Show all lines from the listing below that contain "trophées".

********************

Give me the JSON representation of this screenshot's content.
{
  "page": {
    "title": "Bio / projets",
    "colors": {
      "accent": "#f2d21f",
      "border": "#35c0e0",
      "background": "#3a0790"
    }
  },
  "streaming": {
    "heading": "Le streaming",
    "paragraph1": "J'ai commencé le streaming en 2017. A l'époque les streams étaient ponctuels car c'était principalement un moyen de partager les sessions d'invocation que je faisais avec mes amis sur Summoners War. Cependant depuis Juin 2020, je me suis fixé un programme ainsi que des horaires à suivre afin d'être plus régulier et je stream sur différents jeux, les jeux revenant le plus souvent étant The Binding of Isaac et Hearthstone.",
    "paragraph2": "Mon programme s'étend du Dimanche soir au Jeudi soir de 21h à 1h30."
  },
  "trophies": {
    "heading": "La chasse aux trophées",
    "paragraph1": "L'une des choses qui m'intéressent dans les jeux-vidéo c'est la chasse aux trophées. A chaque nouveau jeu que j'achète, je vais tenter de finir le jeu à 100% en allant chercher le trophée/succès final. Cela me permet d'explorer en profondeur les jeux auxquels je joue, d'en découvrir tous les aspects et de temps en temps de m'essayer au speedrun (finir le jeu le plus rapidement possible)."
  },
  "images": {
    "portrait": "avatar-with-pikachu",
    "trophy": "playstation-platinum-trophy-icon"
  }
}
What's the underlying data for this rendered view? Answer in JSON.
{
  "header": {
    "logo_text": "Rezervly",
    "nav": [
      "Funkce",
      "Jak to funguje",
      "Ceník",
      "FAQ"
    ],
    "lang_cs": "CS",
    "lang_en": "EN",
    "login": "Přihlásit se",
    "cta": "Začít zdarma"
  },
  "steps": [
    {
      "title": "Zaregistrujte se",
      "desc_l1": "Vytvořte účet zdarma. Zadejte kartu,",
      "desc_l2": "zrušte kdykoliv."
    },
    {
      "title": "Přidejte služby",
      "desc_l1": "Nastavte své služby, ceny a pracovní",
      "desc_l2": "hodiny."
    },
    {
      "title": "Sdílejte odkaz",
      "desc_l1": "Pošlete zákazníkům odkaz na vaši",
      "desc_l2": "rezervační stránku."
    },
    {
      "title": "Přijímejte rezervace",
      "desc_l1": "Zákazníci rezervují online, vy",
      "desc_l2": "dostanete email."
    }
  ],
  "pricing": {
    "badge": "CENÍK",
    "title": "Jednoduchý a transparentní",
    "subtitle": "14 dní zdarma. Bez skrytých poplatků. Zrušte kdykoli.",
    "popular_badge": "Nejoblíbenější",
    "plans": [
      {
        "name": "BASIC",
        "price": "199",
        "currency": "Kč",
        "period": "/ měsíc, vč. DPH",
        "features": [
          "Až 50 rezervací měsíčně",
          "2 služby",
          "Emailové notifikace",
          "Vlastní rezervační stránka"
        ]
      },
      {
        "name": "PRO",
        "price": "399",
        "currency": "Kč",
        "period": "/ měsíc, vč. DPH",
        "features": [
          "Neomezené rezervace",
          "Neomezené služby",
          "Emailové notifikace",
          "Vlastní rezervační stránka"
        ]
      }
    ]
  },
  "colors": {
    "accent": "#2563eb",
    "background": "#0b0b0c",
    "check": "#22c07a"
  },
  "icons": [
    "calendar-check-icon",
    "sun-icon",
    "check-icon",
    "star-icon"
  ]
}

********************

» Reply
    "heading": "La chasse aux trophées",
    "paragraph1": "L'une des choses qui m'intéressent dans les jeux-vidéo c'est la chasse aux trophées. A chaque nouveau jeu que j'achète, je vais tenter de finir le jeu à 100% en allant chercher le trophée/succès final. Cela me permet d'explorer en profondeur les jeux auxquels je joue, d'en découvrir tous les aspects et de temps en temps de m'essayer au speedrun (finir le jeu le plus rapidement possible)."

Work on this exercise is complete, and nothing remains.